═══ LISTED RECORDS

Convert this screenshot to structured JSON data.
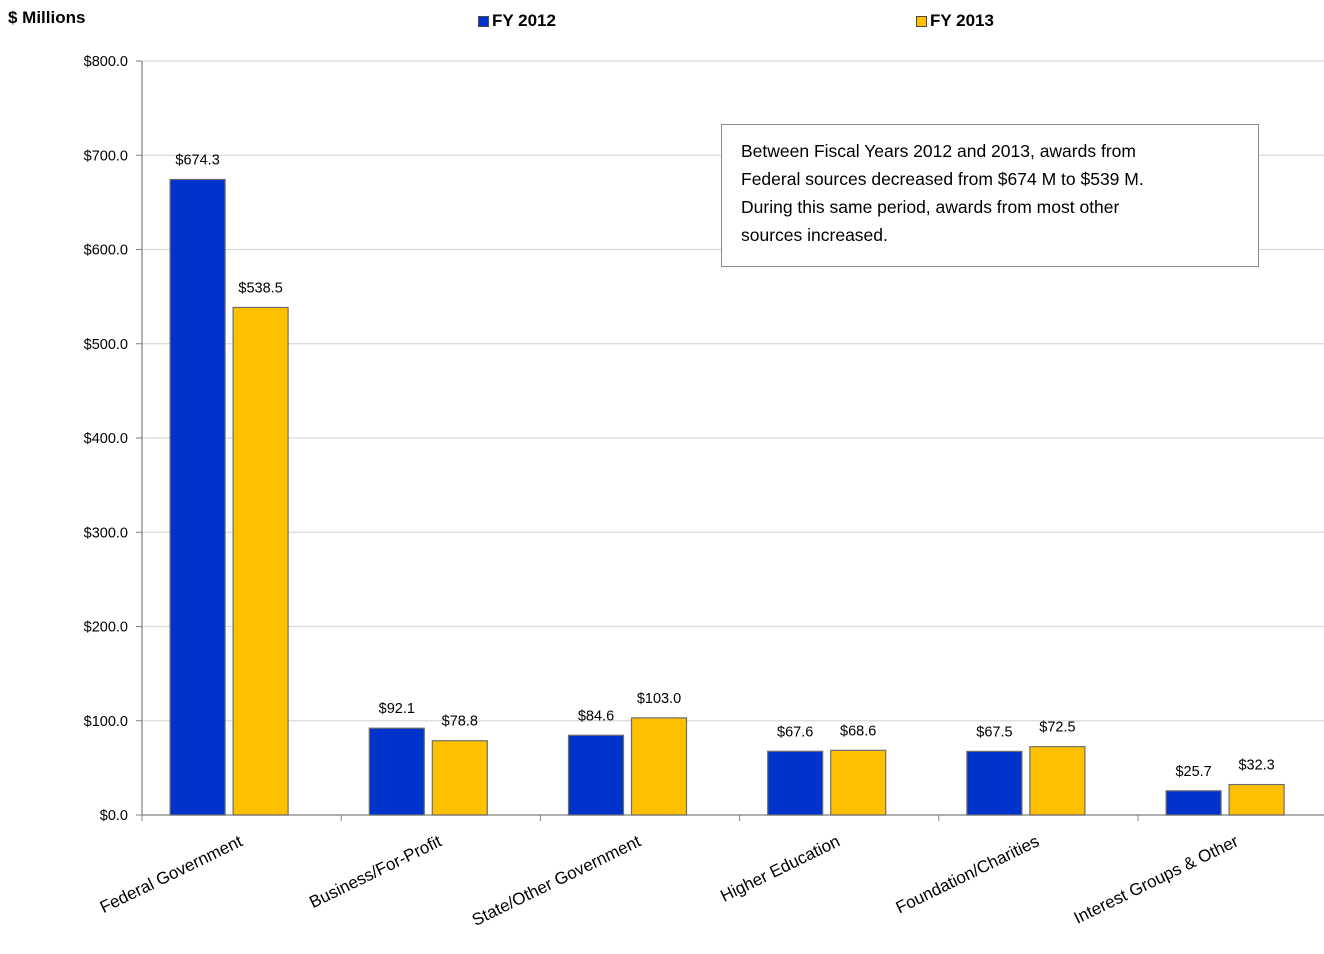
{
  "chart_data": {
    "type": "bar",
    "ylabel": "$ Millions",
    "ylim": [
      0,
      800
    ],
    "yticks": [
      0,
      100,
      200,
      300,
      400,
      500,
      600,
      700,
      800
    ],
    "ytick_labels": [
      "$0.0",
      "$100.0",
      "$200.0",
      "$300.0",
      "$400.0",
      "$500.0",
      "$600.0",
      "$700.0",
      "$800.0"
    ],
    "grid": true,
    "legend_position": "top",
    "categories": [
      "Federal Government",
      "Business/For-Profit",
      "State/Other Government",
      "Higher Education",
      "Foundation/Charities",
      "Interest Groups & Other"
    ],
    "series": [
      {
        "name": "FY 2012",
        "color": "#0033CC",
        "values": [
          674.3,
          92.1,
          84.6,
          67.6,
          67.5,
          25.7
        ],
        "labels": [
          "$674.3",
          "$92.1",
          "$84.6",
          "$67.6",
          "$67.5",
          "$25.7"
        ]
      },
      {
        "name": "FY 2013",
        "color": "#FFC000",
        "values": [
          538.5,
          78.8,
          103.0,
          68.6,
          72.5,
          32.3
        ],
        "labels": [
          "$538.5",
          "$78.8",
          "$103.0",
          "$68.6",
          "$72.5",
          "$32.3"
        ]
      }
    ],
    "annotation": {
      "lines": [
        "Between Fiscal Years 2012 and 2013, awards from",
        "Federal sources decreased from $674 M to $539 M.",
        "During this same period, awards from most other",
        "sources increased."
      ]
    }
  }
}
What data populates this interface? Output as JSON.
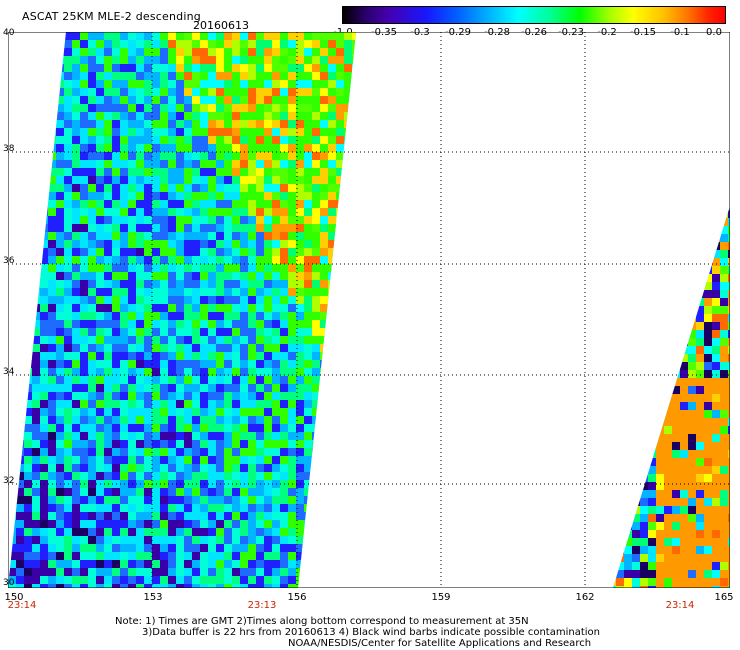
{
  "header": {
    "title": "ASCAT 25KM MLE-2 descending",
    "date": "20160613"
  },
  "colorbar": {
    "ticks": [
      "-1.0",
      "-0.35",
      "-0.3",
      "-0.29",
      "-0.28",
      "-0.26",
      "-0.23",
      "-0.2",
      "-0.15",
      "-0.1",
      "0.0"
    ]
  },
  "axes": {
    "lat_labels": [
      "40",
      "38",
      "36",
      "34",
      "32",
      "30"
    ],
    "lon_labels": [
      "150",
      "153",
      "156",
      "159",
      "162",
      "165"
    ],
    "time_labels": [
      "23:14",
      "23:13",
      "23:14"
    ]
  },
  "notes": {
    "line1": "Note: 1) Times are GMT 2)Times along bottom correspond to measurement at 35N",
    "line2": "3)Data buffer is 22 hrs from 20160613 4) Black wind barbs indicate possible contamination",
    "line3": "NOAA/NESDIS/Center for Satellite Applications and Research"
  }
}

══════

Omit the pictures and retype exactly the lines from the one with "What data populates" through the final line, both ends included.

What data populates this interface? Output as JSON.
{
  "header": {
    "title": "ASCAT 25KM MLE-2 descending",
    "date": "20160613"
  },
  "colorbar": {
    "ticks": [
      "-1.0",
      "-0.35",
      "-0.3",
      "-0.29",
      "-0.28",
      "-0.26",
      "-0.23",
      "-0.2",
      "-0.15",
      "-0.1",
      "0.0"
    ]
  },
  "axes": {
    "lat_labels": [
      "40",
      "38",
      "36",
      "34",
      "32",
      "30"
    ],
    "lon_labels": [
      "150",
      "153",
      "156",
      "159",
      "162",
      "165"
    ],
    "time_labels": [
      "23:14",
      "23:13",
      "23:14"
    ]
  },
  "notes": {
    "line1": "Note: 1) Times are GMT 2)Times along bottom correspond to measurement at 35N",
    "line2": "3)Data buffer is 22 hrs from 20160613 4) Black wind barbs indicate possible contamination",
    "line3": "NOAA/NESDIS/Center for Satellite Applications and Research"
  }
}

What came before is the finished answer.